__Instructions for the task__
Which lines include the word "brand"? Copy each of them.

(Dataset records)
........
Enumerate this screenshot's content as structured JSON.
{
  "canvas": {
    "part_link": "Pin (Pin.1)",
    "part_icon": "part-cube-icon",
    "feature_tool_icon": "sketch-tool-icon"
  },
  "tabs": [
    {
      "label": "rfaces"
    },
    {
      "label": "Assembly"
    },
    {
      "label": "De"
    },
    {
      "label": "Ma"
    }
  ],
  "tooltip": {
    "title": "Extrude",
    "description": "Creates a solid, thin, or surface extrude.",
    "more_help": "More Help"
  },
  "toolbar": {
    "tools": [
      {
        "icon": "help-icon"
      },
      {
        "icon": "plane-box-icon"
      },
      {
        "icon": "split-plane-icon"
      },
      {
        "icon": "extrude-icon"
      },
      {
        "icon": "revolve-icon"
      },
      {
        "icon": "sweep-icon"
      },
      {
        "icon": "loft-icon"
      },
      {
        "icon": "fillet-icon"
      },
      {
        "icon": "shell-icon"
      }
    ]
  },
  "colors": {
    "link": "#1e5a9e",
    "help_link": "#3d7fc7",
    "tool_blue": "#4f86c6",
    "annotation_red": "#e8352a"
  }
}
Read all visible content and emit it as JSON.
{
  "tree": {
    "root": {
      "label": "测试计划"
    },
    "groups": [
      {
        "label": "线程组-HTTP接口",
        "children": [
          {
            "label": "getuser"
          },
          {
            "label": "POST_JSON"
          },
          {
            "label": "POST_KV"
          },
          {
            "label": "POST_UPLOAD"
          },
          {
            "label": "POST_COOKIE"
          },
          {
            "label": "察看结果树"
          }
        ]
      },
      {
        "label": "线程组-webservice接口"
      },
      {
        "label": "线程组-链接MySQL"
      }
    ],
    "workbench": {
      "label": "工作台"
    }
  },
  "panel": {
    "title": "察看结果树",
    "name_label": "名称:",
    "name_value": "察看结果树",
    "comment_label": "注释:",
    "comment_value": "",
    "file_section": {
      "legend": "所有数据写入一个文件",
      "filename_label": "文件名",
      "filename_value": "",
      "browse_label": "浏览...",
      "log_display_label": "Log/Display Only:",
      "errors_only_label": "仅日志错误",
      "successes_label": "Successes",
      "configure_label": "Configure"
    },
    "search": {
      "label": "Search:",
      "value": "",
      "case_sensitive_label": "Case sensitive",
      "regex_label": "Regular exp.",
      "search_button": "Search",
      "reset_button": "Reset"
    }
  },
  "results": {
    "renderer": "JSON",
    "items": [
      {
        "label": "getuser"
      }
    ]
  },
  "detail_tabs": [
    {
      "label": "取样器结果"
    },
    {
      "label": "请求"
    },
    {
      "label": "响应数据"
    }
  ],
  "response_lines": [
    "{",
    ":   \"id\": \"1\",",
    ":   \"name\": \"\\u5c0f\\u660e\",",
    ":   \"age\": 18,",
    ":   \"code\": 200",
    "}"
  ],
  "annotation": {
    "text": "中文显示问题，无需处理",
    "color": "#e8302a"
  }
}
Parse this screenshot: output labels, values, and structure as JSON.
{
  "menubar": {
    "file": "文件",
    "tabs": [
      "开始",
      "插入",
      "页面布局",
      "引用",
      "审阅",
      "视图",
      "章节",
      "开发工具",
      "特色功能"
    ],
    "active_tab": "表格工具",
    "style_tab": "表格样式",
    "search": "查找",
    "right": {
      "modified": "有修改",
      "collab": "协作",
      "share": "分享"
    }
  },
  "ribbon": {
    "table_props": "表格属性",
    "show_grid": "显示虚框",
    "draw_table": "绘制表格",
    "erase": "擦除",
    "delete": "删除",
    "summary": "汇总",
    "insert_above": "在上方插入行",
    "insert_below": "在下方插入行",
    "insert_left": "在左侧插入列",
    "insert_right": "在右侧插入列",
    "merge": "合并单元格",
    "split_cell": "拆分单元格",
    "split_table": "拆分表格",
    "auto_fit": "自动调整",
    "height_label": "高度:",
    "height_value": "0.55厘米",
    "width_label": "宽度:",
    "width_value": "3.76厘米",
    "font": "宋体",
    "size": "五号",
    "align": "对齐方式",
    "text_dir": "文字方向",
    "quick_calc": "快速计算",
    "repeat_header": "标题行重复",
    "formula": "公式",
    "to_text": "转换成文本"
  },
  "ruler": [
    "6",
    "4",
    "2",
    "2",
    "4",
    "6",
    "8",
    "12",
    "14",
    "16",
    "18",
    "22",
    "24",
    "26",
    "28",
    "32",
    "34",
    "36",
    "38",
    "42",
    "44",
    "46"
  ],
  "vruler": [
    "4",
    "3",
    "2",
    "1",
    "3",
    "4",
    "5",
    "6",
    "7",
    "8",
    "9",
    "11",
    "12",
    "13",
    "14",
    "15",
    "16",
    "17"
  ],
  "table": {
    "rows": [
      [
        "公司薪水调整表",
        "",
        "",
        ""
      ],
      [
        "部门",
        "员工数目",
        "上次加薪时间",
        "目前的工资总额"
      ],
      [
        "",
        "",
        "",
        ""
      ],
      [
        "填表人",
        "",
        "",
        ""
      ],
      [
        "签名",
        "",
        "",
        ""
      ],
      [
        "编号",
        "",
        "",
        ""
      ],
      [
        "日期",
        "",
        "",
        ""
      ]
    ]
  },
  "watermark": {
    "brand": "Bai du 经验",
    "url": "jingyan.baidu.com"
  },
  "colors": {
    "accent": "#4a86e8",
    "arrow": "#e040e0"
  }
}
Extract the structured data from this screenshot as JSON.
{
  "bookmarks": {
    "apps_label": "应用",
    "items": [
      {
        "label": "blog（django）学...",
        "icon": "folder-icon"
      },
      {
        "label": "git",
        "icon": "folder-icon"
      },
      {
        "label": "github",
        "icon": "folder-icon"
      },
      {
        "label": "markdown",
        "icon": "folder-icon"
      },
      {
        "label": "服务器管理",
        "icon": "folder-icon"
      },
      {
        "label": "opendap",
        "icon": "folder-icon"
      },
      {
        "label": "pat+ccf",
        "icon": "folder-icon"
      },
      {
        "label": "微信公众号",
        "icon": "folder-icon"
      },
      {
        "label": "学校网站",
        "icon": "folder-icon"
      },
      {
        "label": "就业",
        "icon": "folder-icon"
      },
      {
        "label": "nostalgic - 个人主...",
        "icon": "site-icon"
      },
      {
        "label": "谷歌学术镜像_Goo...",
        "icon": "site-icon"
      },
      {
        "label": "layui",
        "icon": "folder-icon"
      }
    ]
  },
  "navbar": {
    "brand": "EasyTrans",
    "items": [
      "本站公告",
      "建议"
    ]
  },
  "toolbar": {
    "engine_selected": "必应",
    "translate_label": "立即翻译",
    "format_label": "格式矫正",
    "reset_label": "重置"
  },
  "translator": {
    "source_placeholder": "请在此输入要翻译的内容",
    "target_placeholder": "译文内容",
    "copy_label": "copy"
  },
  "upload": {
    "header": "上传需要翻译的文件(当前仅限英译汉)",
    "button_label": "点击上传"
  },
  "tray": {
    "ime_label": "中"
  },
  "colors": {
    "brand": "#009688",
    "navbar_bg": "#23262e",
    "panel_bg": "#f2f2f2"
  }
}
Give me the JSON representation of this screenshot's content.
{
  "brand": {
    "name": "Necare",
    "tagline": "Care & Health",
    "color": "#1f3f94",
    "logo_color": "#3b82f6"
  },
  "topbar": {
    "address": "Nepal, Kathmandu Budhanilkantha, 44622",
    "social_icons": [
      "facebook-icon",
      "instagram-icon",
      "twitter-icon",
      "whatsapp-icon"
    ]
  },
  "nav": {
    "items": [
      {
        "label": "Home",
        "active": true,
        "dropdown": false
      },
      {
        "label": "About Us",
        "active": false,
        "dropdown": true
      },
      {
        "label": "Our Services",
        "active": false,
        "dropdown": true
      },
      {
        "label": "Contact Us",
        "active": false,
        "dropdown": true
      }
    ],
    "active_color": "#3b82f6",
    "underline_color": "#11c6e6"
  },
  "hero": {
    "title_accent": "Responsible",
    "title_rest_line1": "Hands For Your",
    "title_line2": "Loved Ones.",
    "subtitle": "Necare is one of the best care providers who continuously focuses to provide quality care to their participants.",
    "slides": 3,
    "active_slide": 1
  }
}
........
__Output of the exercise__
    "brand": "Bai du 经验",
    "brand": "EasyTrans",
    "brand": "#009688",
  "brand": {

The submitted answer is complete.